◆ Text passage
★ ★ ★

As an aside, the problem with the GMA900 is the blue screen after the grey apple bootscreen. You can get around that by having an external monitor hooked up. There's also a dongle/pin-jumper solution that didn't work for me. If you have a PCI-E slot, all I can say is that the 7600GT works with Titan in 10.4.8, and the 6600 MXM on laptops sometimes doesn't find the monitor on boot with that same software setup.
Nathan Brody
Hello rolleyes.gif .
Time ago that I continue the theme to create a hackintosh. This year I have thought to buy a MacBook 13'3, but before I want to bring up to date the PC and to test the Mac OX. Which of the following motherboards is the best for you?

- MSI 975X Platinum PowerUp Edition
- Gigabyte GA-965P-DQ6 rev 2.0

The Gigabyte with the chipset P965 functions with patches, for which is quite recommendable, but I do not know if the MSI with the chipset 975X will function well.

Greetings to all and pardon by my very bad English.
Synaesthesia
Hey Nathan Brody!

The 965 needs a lot of work to make it function well.

I recommend the MSI 975x motherboard.
munky
QUOTE(Menno @ Jan 15 2007, 04:16 PM) *
Munky what board do you mean wich has audio 'out of the box'?


afaik the 5-channel audio version of my board has working audio out of the box. mine is the 7-channel 9223 and needs a kext.

i could be wrong, however.
munky
the point is, its not like Mac OS X boots on, say, an iMac and says to itself 'right, im on an iMac... lets go enable all those hardware features I know are going to be here, since this is an iMac'. it doesnt work that way. nobody in their right mind would design an OS like that.

instead, the OS does what any sane OS would do - it does basic bootstrapping, brings all the hardware online, then enumerates the available hardware, and matches the unique hardware IDs to available drivers (kexts) and initialises them.

★ ★ ★

Element location data:
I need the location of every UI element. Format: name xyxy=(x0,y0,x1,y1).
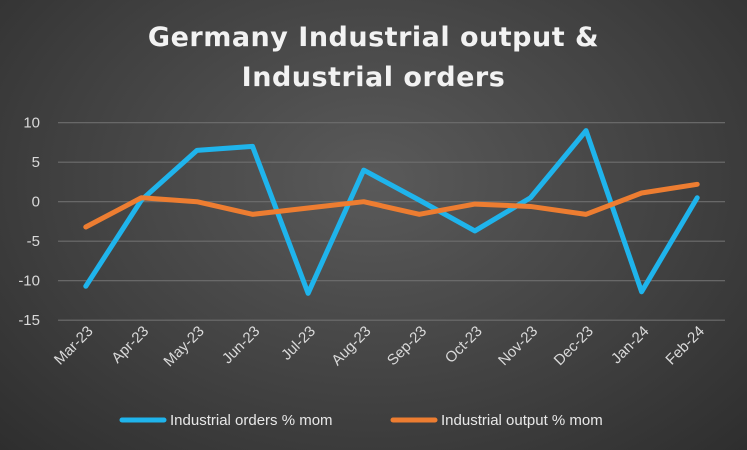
y-tick-label: 10 xyxy=(23,115,40,132)
x-tick-label: Dec-23 xyxy=(551,323,597,369)
series-line-output xyxy=(83,181,700,230)
x-tick-label: Sep-23 xyxy=(384,323,430,369)
y-tick-label: 5 xyxy=(32,154,40,171)
y-tick-label: -15 xyxy=(18,312,40,329)
x-tick-label: Aug-23 xyxy=(328,323,374,369)
y-tick-label: 0 xyxy=(32,194,40,211)
x-tick-label: May-23 xyxy=(160,323,207,370)
title-line-2: Industrial orders xyxy=(241,62,506,93)
x-tick-label: Jun-23 xyxy=(219,323,263,367)
series-line-orders xyxy=(83,128,700,296)
legend-label: Industrial orders % mom xyxy=(170,412,333,429)
x-tick-label: Apr-23 xyxy=(108,323,152,367)
x-tick-label: Oct-23 xyxy=(442,323,486,367)
x-tick-label: Feb-24 xyxy=(662,323,708,369)
x-tick-label: Nov-23 xyxy=(495,323,541,369)
y-tick-label: -5 xyxy=(27,233,40,250)
x-tick-label: Mar-23 xyxy=(51,323,97,369)
x-tick-label: Jan-24 xyxy=(608,323,652,367)
x-tick-label: Jul-23 xyxy=(278,323,319,364)
title-line-1: Germany Industrial output & xyxy=(147,22,600,53)
legend-label: Industrial output % mom xyxy=(441,412,603,429)
y-tick-label: -10 xyxy=(18,273,40,290)
chart-title: Germany Industrial output & Industrial or… xyxy=(0,18,747,98)
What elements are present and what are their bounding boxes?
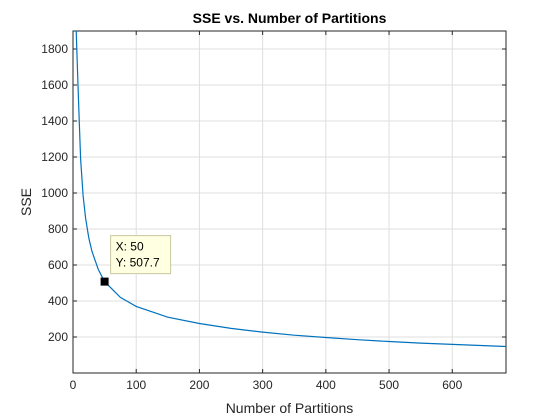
y-tick-label: 1000 (41, 186, 68, 200)
y-tick-label: 200 (48, 330, 68, 344)
y-tick-label: 1400 (41, 114, 68, 128)
ticks: 0 100 200 300 400 500 600 200 400 600 800 1000 1200 1… (41, 31, 506, 392)
axes-box (72, 30, 507, 374)
y-axis-label: SSE (18, 188, 34, 216)
y-tick-label: 1800 (41, 42, 68, 56)
x-tick-label: 400 (316, 378, 336, 392)
y-tick-label: 1600 (41, 78, 68, 92)
y-tick-label: 400 (48, 294, 68, 308)
axes (72, 30, 507, 374)
x-axis-label: Number of Partitions (226, 400, 354, 416)
x-tick-label: 500 (379, 378, 399, 392)
x-tick-label: 300 (253, 378, 273, 392)
datatip[interactable]: X: 50 Y: 507.7 (100, 235, 172, 286)
datatip-y-text: Y: 507.7 (116, 256, 160, 270)
grid (72, 31, 506, 373)
y-tick-label: 800 (48, 222, 68, 236)
x-tick-label: 100 (126, 378, 146, 392)
y-tick-label: 600 (48, 258, 68, 272)
sse-series-line (73, 31, 506, 348)
x-tick-label: 200 (189, 378, 209, 392)
datatip-box (110, 235, 172, 275)
datatip-x-text: X: 50 (116, 240, 144, 254)
series-layer (73, 31, 506, 348)
chart-title: SSE vs. Number of Partitions (193, 10, 387, 26)
y-tick-label: 1200 (41, 150, 68, 164)
x-tick-label: 600 (442, 378, 462, 392)
plot-area (73, 31, 506, 373)
x-tick-label: 0 (70, 378, 77, 392)
datatip-marker[interactable] (100, 277, 109, 286)
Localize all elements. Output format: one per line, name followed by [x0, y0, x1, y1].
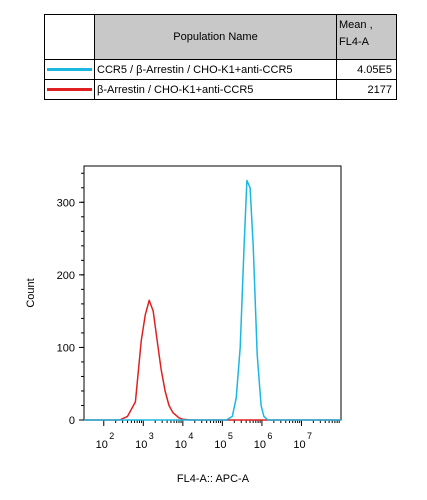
mean-header-line2: FL4-A: [339, 36, 369, 48]
x-tick-exponent: 4: [188, 431, 193, 441]
x-tick-label: 10: [293, 439, 305, 451]
series-group: [84, 179, 341, 421]
legend-row-name: β-Arrestin / CHO-K1+anti-CCR5: [94, 79, 337, 100]
mean-header-line1: Mean ,: [339, 19, 373, 31]
x-tick-label: 10: [96, 439, 108, 451]
x-tick-label: 10: [254, 439, 266, 451]
x-tick-exponent: 5: [228, 431, 233, 441]
series-line-0: [84, 299, 341, 421]
y-tick-label: 300: [57, 197, 75, 209]
series-line-1: [84, 179, 341, 421]
legend-row-mean: 2177: [336, 79, 397, 100]
legend-swatch-red: [44, 79, 95, 100]
x-tick-label: 10: [135, 439, 147, 451]
plot-frame: [83, 165, 342, 421]
x-tick-label: 10: [214, 439, 226, 451]
x-tick-label: 10: [175, 439, 187, 451]
x-axis-label: FL4-A:: APC-A: [177, 473, 250, 485]
y-tick-label: 0: [69, 415, 75, 427]
legend-row-mean: 4.05E5: [336, 59, 397, 80]
x-tick-exponent: 3: [149, 431, 154, 441]
mean-header: Mean , FL4-A: [336, 14, 397, 60]
legend-table: Population Name Mean , FL4-A CCR5 / β-Arr…: [44, 14, 397, 100]
legend-row: β-Arrestin / CHO-K1+anti-CCR5 2177: [44, 79, 397, 100]
legend-row-name: CCR5 / β-Arrestin / CHO-K1+anti-CCR5: [94, 59, 337, 80]
y-tick-label: 200: [57, 270, 75, 282]
legend-header-blank: [44, 14, 95, 60]
x-tick-exponent: 2: [109, 431, 114, 441]
legend-swatch-blue: [44, 59, 95, 80]
y-axis: 0 100 200 300: [57, 172, 84, 427]
y-axis-label: Count: [25, 278, 37, 307]
legend-row: CCR5 / β-Arrestin / CHO-K1+anti-CCR5 4.0…: [44, 59, 397, 80]
x-tick-exponent: 7: [307, 431, 312, 441]
y-tick-label: 100: [57, 342, 75, 354]
x-tick-exponent: 6: [267, 431, 272, 441]
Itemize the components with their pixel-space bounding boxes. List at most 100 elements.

★ ★ ★

◆ Work to do
**1.** Reproduce the rows line for line, starting at the first line and stopping after the line that contains "What elements are". Omit the pictures.
**2.** Resume the forum thread on building a hackintosh from where it stops.
The text and the rows were taken from unrelated sources.

◆ Answers below
**1.**
I need the location of every UI element. Format: name xyxy=(x0,y0,x1,y1).
y-tick-label: 10 xyxy=(23,115,40,132)
x-tick-label: Dec-23 xyxy=(551,323,597,369)
series-line-output xyxy=(83,181,700,230)
x-tick-label: Sep-23 xyxy=(384,323,430,369)
y-tick-label: 5 xyxy=(32,154,40,171)
y-tick-label: -15 xyxy=(18,312,40,329)
x-tick-label: Aug-23 xyxy=(328,323,374,369)
y-tick-label: 0 xyxy=(32,194,40,211)
x-tick-label: May-23 xyxy=(160,323,207,370)
title-line-2: Industrial orders xyxy=(241,62,506,93)
x-tick-label: Jun-23 xyxy=(219,323,263,367)
series-line-orders xyxy=(83,128,700,296)
legend-label: Industrial orders % mom xyxy=(170,412,333,429)
x-tick-label: Apr-23 xyxy=(108,323,152,367)
x-tick-label: Oct-23 xyxy=(442,323,486,367)
x-tick-label: Feb-24 xyxy=(662,323,708,369)
x-tick-label: Nov-23 xyxy=(495,323,541,369)
y-tick-label: -5 xyxy=(27,233,40,250)
x-tick-label: Mar-23 xyxy=(51,323,97,369)
x-tick-label: Jan-24 xyxy=(608,323,652,367)
x-tick-label: Jul-23 xyxy=(278,323,319,364)
title-line-1: Germany Industrial output & xyxy=(147,22,600,53)
legend-label: Industrial output % mom xyxy=(441,412,603,429)
y-tick-label: -10 xyxy=(18,273,40,290)
chart-title: Germany Industrial output & Industrial or… xyxy=(0,18,747,98)
What elements are present and what are their bounding boxes?

**2.**
what IS an iMac, after all, other than a 945-based Intel motherboard with a Core (2) Duo processor, intel northbridge and southbridge, a PCI-Express bus...etc etc etc...

the snag is when the kext expects certain things, like EFI variables which are set by the video card's firmware to be present. this is how Titan / Natit / ATIInject work - they inject those values the EFI firmware is supposed to input.
frizbot
It looks like munky is talking about the other variants of the D945GTP, which all use the Sigmatel 9220 5.1 sound instead of munky's STAC9223. Not much reported about those motherboards, except in 10.4.3 and no sound/lan in 10.4.5. Munky, how is your motherboard's integrated video working?

Willem De Koning was asking in another thread what gigabit ethernet cards just work in OS X. I'll find out later some of the hardware that Apple is using and look up OS X86 compatibility.

Edit: supposedly apple used the SigmaTel STAC9221 in the MacBook Pro, which works in osx86 but needing a kext edit with a product ID. The GeForce 7300GT was used in the Mac Pro, which also used a Realtek sound chip but I can't find which one.
munky
my integrated GMA950 worked perfect, but I use my radeon X1800XL now, which works 99% (no wake from sleep, otherwise fine).

my onboard LAN works fine btw, but it needed a device id tweak in a plist somewhere. i forget where, cos i installed a GigE card (D-Link card).
frizbot
So the current ideal motherboard should have GMA950. Even if a better videocard works, its a good backup plan if something breaks or there's a new update.

Munky, when you say that the kexts sometimes expect things like EFI variables, is this still true of non-video devices? If a chip is supported in Apple's machines, it should still be supported without changes in a generic PC, no? A kext edit was needed at some point to get Sigmatel 9221 to work, which confuses me since its used in the MBP.

I'm told that Apple uses the Intel 945 chipset in all machines. I'm told they use only Sigmatel audio. I'm told they use the Broadcom BCM4311 wireless in the iMac, and the Atheros AR5008 elsewhere. The Marvell Yukon 88E8053 ethernet has been used in the consumer macs. For such basic information, its surprisingly hard to find online. Apple has used in the first Intel iMacs, "an Intel Core T2500 family CPU, an Intel 945 Series (945GM Express, 82945GM) northbridge chip, and an Intel 82801GBM (NH82801GBMSL8YB) southbridge chip.", which I researched when I found there was variety in the 945 chipsets (to reiterate, it was the 945GM Express). Anyone with access to Intel macs, and knowing how to get this information (Ultimate Boot CD didn't work for me on a macbook...), please post more info!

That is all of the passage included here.